**Data shown**
════════════════

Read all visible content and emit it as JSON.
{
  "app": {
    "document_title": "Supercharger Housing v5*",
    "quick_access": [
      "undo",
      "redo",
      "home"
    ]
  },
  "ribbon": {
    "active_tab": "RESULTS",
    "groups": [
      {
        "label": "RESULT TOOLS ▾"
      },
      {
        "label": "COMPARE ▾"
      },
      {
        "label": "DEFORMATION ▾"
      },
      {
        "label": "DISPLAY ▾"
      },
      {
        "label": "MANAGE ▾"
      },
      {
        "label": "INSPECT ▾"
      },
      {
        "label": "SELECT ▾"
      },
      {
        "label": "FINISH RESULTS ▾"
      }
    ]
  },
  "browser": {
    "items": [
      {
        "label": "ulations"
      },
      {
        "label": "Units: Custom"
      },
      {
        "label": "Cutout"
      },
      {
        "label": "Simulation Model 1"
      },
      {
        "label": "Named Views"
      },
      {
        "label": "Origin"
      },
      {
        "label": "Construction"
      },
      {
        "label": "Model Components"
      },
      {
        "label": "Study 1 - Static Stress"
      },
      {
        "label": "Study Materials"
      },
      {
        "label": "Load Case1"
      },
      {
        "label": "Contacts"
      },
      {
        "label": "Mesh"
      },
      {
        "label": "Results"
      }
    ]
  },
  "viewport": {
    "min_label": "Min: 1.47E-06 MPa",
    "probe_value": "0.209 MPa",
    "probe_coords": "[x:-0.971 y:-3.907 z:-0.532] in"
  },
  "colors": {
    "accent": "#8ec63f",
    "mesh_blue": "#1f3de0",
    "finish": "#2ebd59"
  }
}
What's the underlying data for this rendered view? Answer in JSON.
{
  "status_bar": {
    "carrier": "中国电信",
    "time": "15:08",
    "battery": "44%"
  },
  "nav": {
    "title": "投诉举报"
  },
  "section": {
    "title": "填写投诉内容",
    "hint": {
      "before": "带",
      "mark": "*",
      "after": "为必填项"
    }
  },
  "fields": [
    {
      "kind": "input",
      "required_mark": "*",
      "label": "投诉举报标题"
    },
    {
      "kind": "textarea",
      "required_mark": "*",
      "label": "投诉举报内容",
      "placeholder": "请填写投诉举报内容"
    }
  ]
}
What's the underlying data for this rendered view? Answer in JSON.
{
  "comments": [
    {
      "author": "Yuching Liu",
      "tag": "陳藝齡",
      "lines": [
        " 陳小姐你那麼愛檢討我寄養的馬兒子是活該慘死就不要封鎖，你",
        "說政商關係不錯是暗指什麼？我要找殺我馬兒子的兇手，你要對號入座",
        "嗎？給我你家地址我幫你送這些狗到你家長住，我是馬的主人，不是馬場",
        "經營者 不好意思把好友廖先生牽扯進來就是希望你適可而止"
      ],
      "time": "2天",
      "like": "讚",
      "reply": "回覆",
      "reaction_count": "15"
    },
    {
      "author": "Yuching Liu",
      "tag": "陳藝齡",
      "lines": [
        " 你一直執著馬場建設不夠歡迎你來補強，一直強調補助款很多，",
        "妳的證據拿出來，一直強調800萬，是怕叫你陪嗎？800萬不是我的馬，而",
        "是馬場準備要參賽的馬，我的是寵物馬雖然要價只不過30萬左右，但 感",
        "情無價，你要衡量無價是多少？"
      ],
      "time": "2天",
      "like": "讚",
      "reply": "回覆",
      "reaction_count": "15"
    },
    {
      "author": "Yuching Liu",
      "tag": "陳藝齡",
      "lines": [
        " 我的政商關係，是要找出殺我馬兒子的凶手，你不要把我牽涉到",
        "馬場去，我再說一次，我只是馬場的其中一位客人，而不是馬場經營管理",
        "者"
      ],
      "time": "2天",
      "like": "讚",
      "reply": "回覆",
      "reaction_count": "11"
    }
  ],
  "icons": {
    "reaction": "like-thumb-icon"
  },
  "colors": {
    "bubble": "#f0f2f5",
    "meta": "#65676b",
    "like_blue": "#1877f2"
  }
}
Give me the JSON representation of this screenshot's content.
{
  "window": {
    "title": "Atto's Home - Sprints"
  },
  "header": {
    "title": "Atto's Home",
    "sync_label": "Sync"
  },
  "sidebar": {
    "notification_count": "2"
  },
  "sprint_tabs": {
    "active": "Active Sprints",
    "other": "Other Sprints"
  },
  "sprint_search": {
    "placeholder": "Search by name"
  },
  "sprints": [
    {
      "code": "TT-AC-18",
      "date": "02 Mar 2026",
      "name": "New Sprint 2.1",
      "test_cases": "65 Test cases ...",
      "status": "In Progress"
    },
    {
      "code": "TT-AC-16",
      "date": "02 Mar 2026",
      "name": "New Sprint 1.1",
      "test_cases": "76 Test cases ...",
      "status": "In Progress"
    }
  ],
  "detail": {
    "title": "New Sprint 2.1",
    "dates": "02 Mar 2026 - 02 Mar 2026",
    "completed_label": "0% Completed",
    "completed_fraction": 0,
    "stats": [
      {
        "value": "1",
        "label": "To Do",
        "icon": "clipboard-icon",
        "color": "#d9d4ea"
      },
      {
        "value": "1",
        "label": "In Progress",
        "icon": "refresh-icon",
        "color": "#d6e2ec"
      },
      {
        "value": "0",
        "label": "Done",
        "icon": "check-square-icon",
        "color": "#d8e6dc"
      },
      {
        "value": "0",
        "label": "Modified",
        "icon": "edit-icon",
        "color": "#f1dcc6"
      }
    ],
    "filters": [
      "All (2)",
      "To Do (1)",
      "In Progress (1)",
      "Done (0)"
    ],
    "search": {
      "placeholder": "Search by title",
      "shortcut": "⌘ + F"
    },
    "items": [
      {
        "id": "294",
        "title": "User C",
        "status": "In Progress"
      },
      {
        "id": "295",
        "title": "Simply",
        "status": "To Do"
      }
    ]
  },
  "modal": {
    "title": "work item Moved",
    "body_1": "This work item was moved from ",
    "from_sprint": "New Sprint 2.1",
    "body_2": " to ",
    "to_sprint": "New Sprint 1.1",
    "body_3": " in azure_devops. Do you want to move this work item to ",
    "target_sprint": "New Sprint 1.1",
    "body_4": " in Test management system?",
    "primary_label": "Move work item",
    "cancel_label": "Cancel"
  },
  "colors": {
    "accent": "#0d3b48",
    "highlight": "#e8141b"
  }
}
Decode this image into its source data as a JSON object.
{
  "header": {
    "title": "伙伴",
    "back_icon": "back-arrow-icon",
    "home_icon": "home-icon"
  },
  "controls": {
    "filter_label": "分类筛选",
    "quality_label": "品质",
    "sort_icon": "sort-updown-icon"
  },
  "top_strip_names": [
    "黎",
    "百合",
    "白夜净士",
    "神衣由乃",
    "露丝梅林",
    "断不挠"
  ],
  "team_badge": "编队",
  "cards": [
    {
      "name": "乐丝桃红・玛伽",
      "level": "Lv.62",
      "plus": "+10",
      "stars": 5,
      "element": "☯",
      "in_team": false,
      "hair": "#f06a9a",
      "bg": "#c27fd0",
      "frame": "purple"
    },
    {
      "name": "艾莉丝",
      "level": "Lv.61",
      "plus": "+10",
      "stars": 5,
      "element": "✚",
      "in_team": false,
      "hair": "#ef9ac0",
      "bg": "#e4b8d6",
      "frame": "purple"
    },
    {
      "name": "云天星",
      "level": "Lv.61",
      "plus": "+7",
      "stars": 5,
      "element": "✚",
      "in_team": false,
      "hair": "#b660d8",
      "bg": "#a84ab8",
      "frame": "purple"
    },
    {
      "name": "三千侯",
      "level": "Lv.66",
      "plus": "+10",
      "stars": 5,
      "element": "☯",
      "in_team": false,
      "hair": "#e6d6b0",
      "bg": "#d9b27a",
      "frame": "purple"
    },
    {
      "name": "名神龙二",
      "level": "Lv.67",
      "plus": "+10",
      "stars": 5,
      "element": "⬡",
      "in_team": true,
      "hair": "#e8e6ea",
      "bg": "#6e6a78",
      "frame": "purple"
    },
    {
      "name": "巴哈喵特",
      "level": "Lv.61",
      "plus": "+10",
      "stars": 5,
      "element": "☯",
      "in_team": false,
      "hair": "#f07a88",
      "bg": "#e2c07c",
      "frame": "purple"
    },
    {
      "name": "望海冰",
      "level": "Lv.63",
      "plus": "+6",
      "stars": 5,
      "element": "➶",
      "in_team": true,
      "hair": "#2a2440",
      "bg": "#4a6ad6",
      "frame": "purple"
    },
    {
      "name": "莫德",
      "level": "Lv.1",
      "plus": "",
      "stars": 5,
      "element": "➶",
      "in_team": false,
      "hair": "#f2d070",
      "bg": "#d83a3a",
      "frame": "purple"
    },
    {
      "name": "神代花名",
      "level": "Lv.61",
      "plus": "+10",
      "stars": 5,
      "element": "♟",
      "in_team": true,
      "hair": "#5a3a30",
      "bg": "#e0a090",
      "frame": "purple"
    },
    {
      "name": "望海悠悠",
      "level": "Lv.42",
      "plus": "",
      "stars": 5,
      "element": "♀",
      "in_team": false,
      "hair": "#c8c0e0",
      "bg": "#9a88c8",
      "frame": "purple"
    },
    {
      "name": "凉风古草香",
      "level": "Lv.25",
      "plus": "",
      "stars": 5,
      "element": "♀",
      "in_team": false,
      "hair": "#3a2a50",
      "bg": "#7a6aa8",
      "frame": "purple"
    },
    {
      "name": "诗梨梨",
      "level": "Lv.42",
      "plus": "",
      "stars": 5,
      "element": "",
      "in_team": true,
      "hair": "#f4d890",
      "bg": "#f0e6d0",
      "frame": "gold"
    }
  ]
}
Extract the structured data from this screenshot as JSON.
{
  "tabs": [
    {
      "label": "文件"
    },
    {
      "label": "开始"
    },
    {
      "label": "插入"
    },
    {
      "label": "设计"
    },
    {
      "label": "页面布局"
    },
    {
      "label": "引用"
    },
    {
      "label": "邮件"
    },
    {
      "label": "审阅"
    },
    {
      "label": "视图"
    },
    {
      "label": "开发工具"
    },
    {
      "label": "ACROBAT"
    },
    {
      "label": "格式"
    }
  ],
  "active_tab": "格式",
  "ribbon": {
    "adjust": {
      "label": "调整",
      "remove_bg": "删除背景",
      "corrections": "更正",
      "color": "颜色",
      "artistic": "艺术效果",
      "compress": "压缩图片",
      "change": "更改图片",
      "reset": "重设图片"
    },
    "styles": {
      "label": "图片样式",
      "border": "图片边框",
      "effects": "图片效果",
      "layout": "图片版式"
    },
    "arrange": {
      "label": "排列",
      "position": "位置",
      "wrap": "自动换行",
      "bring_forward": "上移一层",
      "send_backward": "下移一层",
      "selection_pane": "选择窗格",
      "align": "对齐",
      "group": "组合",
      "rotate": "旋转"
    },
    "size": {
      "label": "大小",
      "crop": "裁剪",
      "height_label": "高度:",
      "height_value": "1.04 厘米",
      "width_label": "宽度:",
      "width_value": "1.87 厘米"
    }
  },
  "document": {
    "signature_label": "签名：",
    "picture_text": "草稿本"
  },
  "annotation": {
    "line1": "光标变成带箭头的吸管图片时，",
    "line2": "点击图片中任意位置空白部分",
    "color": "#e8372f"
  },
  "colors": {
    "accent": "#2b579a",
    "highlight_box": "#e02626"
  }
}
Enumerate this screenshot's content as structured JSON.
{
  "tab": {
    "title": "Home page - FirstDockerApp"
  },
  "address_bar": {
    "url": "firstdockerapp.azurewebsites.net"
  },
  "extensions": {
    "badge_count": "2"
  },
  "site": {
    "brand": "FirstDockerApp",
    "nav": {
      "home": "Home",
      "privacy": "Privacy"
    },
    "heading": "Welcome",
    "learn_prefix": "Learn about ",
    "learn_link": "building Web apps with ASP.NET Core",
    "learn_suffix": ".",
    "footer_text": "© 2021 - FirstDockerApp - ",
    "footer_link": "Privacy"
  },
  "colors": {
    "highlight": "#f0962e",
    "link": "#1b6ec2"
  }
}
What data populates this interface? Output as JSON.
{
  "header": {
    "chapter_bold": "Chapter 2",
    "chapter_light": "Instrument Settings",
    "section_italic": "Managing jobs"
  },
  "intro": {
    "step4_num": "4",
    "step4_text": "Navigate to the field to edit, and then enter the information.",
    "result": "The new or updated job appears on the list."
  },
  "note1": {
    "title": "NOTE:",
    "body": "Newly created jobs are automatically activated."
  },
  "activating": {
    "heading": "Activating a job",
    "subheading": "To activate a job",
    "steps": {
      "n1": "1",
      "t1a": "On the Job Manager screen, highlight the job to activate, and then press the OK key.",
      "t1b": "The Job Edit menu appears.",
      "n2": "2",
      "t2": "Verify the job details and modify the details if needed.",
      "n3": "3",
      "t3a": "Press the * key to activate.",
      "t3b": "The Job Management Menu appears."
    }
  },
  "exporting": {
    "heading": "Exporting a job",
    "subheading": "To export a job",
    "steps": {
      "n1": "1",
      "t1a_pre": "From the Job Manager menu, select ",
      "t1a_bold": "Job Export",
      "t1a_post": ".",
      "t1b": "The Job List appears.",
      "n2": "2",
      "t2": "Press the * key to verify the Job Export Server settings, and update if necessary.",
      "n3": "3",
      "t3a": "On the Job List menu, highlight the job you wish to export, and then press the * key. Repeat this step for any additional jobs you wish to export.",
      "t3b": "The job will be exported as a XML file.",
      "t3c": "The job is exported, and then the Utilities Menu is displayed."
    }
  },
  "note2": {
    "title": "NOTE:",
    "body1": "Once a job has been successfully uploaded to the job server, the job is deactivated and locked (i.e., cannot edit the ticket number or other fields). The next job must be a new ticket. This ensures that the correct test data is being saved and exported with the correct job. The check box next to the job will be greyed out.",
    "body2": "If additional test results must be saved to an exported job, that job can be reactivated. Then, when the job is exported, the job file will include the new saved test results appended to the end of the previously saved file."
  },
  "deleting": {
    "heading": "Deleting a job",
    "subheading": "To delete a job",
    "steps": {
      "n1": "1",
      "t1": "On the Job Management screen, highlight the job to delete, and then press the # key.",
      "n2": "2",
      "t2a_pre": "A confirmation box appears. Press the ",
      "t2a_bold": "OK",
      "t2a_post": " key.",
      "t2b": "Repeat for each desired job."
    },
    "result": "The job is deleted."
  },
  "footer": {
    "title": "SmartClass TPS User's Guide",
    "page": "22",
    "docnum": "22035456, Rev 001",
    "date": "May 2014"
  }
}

════════════════

**Given instruction**
State the count of lines in the data holding the word "JSON", adding nothing to it.

**Reply to the exercise**
8